Task objective:
In your copy, reproduce the entries exactly as they are, minus the images.

- - - -

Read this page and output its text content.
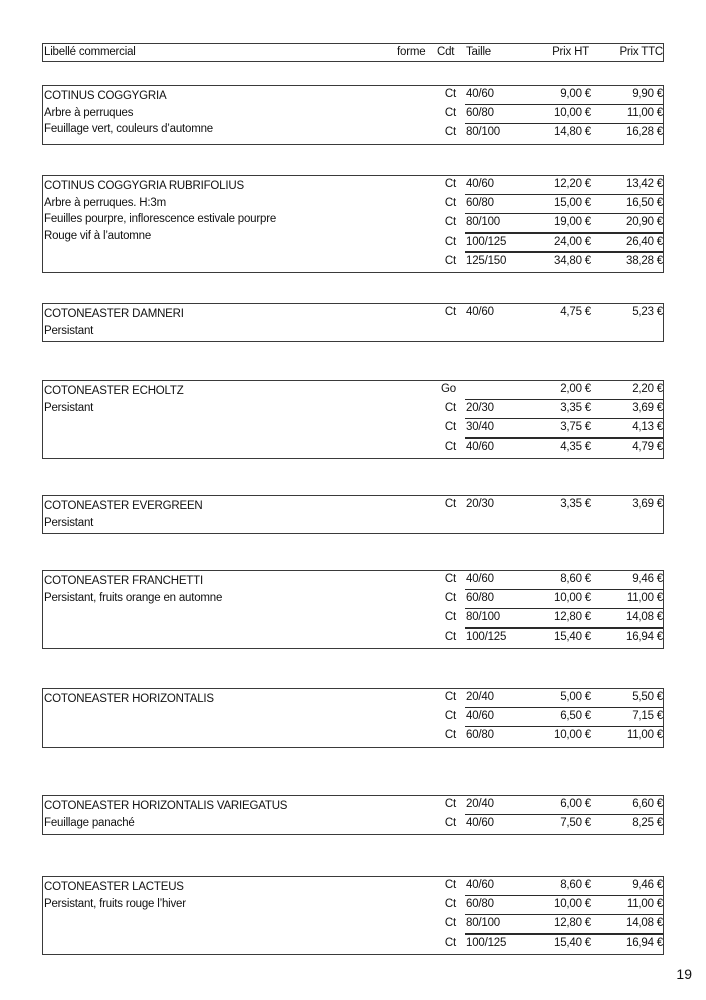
Libellé commercial	forme Cdt Taille	Prix HT	Prix TTC
COTINUS COGGYGRIA
Arbre à perruques
Feuillage vert, couleurs d’automne
Ct 40/60	9,00 €	9,90 €
Ct 60/80	10,00 €	11,00 €
Ct 80/100	14,80 €	16,28 €
COTINUS COGGYGRIA RUBRIFOLIUS
Arbre à perruques. H:3m
Feuilles pourpre, inflorescence estivale pourpre
Rouge vif à l’automne
Ct 40/60	12,20 €	13,42 €
Ct 60/80	15,00 €	16,50 €
Ct 80/100	19,00 €	20,90 €
Ct 100/125	24,00 €	26,40 €
Ct 125/150	34,80 €	38,28 €
COTONEASTER DAMNERI
Persistant
Ct 40/60	4,75 €	5,23 €
COTONEASTER ECHOLTZ
Persistant
Go	2,00 €	2,20 €
Ct 20/30	3,35 €	3,69 €
Ct 30/40	3,75 €	4,13 €
Ct 40/60	4,35 €	4,79 €
COTONEASTER EVERGREEN
Persistant
Ct 20/30	3,35 €	3,69 €
COTONEASTER FRANCHETTI
Persistant, fruits orange en automne
Ct 40/60	8,60 €	9,46 €
Ct 60/80	10,00 €	11,00 €
Ct 80/100	12,80 €	14,08 €
Ct 100/125	15,40 €	16,94 €
COTONEASTER HORIZONTALIS	Ct 20/40	5,00 €	5,50 €
Ct 40/60	6,50 €	7,15 €
Ct 60/80	10,00 €	11,00 €
COTONEASTER HORIZONTALIS VARIEGATUS
Feuillage panaché
Ct 20/40	6,00 €	6,60 €
Ct 40/60	7,50 €	8,25 €
COTONEASTER LACTEUS
Persistant, fruits rouge l’hiver
Ct 40/60	8,60 €	9,46 €
Ct 60/80	10,00 €	11,00 €
Ct 80/100	12,80 €	14,08 €
Ct 100/125	15,40 €	16,94 €
19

- - - -

Answer to this exercise:
Read this page and output its text content.
Libellé commercial	forme Cdt Taille	Prix HT	Prix TTC
COTINUS COGGYGRIA
Arbre à perruques
Feuillage vert, couleurs d’automne
Ct 40/60	9,00 €	9,90 €
Ct 60/80	10,00 €	11,00 €
Ct 80/100	14,80 €	16,28 €
COTINUS COGGYGRIA RUBRIFOLIUS
Arbre à perruques. H:3m
Feuilles pourpre, inflorescence estivale pourpre
Rouge vif à l’automne
Ct 40/60	12,20 €	13,42 €
Ct 60/80	15,00 €	16,50 €
Ct 80/100	19,00 €	20,90 €
Ct 100/125	24,00 €	26,40 €
Ct 125/150	34,80 €	38,28 €
COTONEASTER DAMNERI
Persistant
Ct 40/60	4,75 €	5,23 €
COTONEASTER ECHOLTZ
Persistant
Go	2,00 €	2,20 €
Ct 20/30	3,35 €	3,69 €
Ct 30/40	3,75 €	4,13 €
Ct 40/60	4,35 €	4,79 €
COTONEASTER EVERGREEN
Persistant
Ct 20/30	3,35 €	3,69 €
COTONEASTER FRANCHETTI
Persistant, fruits orange en automne
Ct 40/60	8,60 €	9,46 €
Ct 60/80	10,00 €	11,00 €
Ct 80/100	12,80 €	14,08 €
Ct 100/125	15,40 €	16,94 €
COTONEASTER HORIZONTALIS	Ct 20/40	5,00 €	5,50 €
Ct 40/60	6,50 €	7,15 €
Ct 60/80	10,00 €	11,00 €
COTONEASTER HORIZONTALIS VARIEGATUS
Feuillage panaché
Ct 20/40	6,00 €	6,60 €
Ct 40/60	7,50 €	8,25 €
COTONEASTER LACTEUS
Persistant, fruits rouge l’hiver
Ct 40/60	8,60 €	9,46 €
Ct 60/80	10,00 €	11,00 €
Ct 80/100	12,80 €	14,08 €
Ct 100/125	15,40 €	16,94 €
19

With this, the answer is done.